◆ **WHAT IS EXPECTED**
Each entry below is to be printed verbatim.

◆ **TASK DATA**
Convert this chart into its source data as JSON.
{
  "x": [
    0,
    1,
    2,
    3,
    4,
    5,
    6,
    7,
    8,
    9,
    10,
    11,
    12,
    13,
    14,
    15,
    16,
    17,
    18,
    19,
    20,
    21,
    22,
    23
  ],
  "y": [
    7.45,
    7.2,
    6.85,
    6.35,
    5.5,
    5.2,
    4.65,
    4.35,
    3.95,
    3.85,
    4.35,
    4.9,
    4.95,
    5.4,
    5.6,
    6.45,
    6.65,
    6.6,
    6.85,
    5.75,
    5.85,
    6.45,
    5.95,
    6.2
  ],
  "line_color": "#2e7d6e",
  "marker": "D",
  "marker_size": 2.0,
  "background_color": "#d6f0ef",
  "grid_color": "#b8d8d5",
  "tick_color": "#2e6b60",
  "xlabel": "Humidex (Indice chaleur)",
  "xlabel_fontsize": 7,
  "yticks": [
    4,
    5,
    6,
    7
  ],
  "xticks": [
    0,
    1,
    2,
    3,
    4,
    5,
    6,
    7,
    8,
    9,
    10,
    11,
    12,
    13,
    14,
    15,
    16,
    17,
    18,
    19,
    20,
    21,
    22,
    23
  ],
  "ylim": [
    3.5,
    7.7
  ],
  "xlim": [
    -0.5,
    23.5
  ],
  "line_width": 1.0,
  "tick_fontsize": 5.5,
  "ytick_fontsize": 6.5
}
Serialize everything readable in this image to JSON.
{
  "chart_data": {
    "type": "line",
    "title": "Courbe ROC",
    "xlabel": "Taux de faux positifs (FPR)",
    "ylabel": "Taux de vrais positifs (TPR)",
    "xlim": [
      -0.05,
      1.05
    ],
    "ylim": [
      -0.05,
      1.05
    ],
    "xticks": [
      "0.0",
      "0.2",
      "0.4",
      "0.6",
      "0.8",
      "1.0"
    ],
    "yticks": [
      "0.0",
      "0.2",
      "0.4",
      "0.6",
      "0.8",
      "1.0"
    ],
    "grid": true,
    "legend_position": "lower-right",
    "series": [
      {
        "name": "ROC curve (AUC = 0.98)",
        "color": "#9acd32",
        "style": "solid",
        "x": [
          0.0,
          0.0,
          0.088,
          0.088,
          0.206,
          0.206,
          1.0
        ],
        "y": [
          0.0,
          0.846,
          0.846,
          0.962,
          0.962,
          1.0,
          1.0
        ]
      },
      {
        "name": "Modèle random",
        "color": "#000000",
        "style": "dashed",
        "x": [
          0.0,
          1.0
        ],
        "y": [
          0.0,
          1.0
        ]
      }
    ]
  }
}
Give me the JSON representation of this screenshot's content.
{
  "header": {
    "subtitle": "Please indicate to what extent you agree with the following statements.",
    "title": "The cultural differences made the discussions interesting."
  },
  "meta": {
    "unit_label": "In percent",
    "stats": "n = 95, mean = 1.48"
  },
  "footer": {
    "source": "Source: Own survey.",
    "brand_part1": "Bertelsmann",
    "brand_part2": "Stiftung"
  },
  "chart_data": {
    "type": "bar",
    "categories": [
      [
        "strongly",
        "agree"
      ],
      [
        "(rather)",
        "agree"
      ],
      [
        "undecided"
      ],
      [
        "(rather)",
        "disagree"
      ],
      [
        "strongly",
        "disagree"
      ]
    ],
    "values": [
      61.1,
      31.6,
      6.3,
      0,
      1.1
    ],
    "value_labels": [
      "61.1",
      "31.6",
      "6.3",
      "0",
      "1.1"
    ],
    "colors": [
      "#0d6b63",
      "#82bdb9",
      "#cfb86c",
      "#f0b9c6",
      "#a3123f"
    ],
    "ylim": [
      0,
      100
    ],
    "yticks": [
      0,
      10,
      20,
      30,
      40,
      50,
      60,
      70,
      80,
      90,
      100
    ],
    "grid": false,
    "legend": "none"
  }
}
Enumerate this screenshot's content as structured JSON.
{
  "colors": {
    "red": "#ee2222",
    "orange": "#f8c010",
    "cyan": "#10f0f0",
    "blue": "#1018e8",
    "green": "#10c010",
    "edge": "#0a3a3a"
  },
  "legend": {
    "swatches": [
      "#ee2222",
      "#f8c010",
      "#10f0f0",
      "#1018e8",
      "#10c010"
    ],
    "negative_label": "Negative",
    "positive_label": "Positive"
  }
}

◆ **RIGHT ANSWER**
Convert this chart into its source data as JSON.
{
  "x": [
    0,
    1,
    2,
    3,
    4,
    5,
    6,
    7,
    8,
    9,
    10,
    11,
    12,
    13,
    14,
    15,
    16,
    17,
    18,
    19,
    20,
    21,
    22,
    23
  ],
  "y": [
    7.45,
    7.2,
    6.85,
    6.35,
    5.5,
    5.2,
    4.65,
    4.35,
    3.95,
    3.85,
    4.35,
    4.9,
    4.95,
    5.4,
    5.6,
    6.45,
    6.65,
    6.6,
    6.85,
    5.75,
    5.85,
    6.45,
    5.95,
    6.2
  ],
  "line_color": "#2e7d6e",
  "marker": "D",
  "marker_size": 2.0,
  "background_color": "#d6f0ef",
  "grid_color": "#b8d8d5",
  "tick_color": "#2e6b60",
  "xlabel": "Humidex (Indice chaleur)",
  "xlabel_fontsize": 7,
  "yticks": [
    4,
    5,
    6,
    7
  ],
  "xticks": [
    0,
    1,
    2,
    3,
    4,
    5,
    6,
    7,
    8,
    9,
    10,
    11,
    12,
    13,
    14,
    15,
    16,
    17,
    18,
    19,
    20,
    21,
    22,
    23
  ],
  "ylim": [
    3.5,
    7.7
  ],
  "xlim": [
    -0.5,
    23.5
  ],
  "line_width": 1.0,
  "tick_fontsize": 5.5,
  "ytick_fontsize": 6.5
}
Serialize everything readable in this image to JSON.
{
  "chart_data": {
    "type": "line",
    "title": "Courbe ROC",
    "xlabel": "Taux de faux positifs (FPR)",
    "ylabel": "Taux de vrais positifs (TPR)",
    "xlim": [
      -0.05,
      1.05
    ],
    "ylim": [
      -0.05,
      1.05
    ],
    "xticks": [
      "0.0",
      "0.2",
      "0.4",
      "0.6",
      "0.8",
      "1.0"
    ],
    "yticks": [
      "0.0",
      "0.2",
      "0.4",
      "0.6",
      "0.8",
      "1.0"
    ],
    "grid": true,
    "legend_position": "lower-right",
    "series": [
      {
        "name": "ROC curve (AUC = 0.98)",
        "color": "#9acd32",
        "style": "solid",
        "x": [
          0.0,
          0.0,
          0.088,
          0.088,
          0.206,
          0.206,
          1.0
        ],
        "y": [
          0.0,
          0.846,
          0.846,
          0.962,
          0.962,
          1.0,
          1.0
        ]
      },
      {
        "name": "Modèle random",
        "color": "#000000",
        "style": "dashed",
        "x": [
          0.0,
          1.0
        ],
        "y": [
          0.0,
          1.0
        ]
      }
    ]
  }
}
Give me the JSON representation of this screenshot's content.
{
  "header": {
    "subtitle": "Please indicate to what extent you agree with the following statements.",
    "title": "The cultural differences made the discussions interesting."
  },
  "meta": {
    "unit_label": "In percent",
    "stats": "n = 95, mean = 1.48"
  },
  "footer": {
    "source": "Source: Own survey.",
    "brand_part1": "Bertelsmann",
    "brand_part2": "Stiftung"
  },
  "chart_data": {
    "type": "bar",
    "categories": [
      [
        "strongly",
        "agree"
      ],
      [
        "(rather)",
        "agree"
      ],
      [
        "undecided"
      ],
      [
        "(rather)",
        "disagree"
      ],
      [
        "strongly",
        "disagree"
      ]
    ],
    "values": [
      61.1,
      31.6,
      6.3,
      0,
      1.1
    ],
    "value_labels": [
      "61.1",
      "31.6",
      "6.3",
      "0",
      "1.1"
    ],
    "colors": [
      "#0d6b63",
      "#82bdb9",
      "#cfb86c",
      "#f0b9c6",
      "#a3123f"
    ],
    "ylim": [
      0,
      100
    ],
    "yticks": [
      0,
      10,
      20,
      30,
      40,
      50,
      60,
      70,
      80,
      90,
      100
    ],
    "grid": false,
    "legend": "none"
  }
}
Enumerate this screenshot's content as structured JSON.
{
  "colors": {
    "red": "#ee2222",
    "orange": "#f8c010",
    "cyan": "#10f0f0",
    "blue": "#1018e8",
    "green": "#10c010",
    "edge": "#0a3a3a"
  },
  "legend": {
    "swatches": [
      "#ee2222",
      "#f8c010",
      "#10f0f0",
      "#1018e8",
      "#10c010"
    ],
    "negative_label": "Negative",
    "positive_label": "Positive"
  }
}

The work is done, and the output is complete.